- _Given instruction_: Show all lines holding the string "panel".

(Items from a data source)
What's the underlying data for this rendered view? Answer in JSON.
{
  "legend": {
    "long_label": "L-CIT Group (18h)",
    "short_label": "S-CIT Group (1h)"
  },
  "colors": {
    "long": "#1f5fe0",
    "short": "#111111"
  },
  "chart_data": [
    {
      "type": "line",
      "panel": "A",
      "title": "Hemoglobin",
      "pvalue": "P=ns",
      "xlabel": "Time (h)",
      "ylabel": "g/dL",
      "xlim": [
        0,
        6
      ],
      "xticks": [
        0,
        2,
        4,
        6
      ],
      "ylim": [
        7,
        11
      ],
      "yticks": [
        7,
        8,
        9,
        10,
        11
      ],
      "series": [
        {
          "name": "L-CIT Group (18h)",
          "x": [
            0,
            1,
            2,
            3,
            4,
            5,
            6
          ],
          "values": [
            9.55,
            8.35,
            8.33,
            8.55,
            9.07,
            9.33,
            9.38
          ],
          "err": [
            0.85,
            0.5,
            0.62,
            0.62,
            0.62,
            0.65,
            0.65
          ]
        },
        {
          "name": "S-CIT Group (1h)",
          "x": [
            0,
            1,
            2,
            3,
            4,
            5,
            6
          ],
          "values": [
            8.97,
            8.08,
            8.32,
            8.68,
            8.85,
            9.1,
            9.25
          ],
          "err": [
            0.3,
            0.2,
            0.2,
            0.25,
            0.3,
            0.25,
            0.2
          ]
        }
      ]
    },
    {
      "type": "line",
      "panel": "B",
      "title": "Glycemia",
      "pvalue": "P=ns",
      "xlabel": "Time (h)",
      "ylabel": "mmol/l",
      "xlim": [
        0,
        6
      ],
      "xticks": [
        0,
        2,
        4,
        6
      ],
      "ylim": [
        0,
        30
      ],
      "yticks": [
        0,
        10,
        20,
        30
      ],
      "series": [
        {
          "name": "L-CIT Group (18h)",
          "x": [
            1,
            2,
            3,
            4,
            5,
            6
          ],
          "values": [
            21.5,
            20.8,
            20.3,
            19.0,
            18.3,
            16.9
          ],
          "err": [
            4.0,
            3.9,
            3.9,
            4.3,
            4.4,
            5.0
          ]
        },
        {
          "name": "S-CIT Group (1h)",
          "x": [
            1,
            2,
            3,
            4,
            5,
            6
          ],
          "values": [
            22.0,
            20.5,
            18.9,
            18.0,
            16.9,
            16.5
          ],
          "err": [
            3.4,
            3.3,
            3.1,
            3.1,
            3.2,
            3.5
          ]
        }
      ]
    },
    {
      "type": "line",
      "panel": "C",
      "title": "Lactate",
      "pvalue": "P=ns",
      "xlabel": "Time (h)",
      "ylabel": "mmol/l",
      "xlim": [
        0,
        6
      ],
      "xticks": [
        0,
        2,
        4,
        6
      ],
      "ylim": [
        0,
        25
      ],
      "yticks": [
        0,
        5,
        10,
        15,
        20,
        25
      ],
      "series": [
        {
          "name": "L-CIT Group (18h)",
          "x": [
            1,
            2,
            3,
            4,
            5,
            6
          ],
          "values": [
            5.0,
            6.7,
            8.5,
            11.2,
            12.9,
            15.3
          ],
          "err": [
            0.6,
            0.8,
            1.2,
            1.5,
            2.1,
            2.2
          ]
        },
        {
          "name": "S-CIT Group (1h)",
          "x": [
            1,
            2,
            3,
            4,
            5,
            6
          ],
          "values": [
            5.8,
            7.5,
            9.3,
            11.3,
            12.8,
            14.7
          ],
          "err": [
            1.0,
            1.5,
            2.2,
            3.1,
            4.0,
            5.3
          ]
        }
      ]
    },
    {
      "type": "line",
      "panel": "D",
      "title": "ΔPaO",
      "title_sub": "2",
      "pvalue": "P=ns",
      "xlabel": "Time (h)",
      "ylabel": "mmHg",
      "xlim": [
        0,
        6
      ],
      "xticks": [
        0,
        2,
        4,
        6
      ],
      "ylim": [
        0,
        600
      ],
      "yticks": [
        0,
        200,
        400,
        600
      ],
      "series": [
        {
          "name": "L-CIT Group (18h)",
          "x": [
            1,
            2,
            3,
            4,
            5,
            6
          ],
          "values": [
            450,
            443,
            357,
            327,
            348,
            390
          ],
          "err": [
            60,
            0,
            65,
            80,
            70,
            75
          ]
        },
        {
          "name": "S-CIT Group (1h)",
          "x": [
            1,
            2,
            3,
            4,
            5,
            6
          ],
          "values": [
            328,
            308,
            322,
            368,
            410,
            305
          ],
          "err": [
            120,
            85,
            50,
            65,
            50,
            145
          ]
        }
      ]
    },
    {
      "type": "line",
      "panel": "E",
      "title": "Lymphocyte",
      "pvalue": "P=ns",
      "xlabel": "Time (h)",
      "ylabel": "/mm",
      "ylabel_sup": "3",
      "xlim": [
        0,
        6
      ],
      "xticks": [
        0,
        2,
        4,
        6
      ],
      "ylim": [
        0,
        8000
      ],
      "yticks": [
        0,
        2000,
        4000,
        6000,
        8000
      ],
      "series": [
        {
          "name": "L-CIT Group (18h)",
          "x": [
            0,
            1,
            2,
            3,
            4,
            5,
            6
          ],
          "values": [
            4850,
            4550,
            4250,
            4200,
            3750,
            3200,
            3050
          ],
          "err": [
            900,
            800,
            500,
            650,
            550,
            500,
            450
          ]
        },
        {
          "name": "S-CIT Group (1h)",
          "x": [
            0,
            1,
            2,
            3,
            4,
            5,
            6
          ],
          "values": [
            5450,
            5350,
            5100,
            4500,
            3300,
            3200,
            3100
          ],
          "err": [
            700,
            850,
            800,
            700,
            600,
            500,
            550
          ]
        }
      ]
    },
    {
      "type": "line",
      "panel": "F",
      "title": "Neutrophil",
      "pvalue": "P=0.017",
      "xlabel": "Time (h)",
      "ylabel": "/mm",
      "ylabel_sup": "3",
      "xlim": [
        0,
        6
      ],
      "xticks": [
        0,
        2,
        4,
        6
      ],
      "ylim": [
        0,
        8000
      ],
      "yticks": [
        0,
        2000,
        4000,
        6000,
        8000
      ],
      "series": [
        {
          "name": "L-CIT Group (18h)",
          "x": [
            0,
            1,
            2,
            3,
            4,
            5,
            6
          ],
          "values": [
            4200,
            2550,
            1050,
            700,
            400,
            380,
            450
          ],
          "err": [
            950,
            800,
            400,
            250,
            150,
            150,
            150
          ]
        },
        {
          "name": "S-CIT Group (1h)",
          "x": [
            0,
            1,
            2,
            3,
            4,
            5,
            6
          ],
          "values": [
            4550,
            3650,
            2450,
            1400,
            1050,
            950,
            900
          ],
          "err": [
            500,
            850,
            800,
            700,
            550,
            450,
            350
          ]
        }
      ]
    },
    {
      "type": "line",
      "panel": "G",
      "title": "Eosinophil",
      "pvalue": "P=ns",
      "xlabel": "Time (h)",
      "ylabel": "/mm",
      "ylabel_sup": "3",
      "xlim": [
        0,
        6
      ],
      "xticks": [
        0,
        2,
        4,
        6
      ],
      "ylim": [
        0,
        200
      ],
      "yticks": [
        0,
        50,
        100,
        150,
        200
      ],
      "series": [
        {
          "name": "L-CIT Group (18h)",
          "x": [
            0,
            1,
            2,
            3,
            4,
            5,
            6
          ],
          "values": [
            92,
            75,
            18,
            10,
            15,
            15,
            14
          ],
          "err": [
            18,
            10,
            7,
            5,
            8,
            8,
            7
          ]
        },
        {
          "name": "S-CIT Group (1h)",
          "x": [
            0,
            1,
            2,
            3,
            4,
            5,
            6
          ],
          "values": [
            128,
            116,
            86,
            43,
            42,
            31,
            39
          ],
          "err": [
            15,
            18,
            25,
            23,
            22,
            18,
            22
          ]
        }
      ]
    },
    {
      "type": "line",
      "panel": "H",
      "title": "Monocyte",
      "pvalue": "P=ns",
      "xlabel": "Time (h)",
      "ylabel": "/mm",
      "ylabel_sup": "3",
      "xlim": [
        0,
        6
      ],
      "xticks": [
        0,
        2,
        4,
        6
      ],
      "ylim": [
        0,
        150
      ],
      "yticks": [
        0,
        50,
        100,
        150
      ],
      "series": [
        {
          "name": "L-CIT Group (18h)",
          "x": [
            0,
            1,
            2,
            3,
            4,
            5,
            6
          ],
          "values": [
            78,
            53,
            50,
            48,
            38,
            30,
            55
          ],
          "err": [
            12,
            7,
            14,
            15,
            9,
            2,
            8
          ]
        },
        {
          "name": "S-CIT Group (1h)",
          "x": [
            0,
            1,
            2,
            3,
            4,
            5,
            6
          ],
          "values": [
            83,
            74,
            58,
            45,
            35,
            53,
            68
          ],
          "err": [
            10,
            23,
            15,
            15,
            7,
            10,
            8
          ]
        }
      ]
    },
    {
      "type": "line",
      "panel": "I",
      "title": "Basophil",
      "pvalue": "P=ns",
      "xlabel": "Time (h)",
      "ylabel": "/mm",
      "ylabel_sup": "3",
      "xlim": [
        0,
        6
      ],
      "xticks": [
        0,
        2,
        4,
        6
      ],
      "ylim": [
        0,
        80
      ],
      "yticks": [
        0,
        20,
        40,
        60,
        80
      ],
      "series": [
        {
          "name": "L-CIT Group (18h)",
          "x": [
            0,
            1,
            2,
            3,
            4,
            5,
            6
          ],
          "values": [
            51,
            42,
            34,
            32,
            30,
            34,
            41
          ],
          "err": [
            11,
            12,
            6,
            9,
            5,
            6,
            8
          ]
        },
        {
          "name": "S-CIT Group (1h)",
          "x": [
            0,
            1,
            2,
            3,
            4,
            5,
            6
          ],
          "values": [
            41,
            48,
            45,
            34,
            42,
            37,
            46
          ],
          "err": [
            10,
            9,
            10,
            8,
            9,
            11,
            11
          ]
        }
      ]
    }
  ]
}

- _Response to this task_:
      "panel": "A",
      "panel": "B",
      "panel": "C",
      "panel": "D",
      "panel": "E",
      "panel": "F",
      "panel": "G",
      "panel": "H",
      "panel": "I",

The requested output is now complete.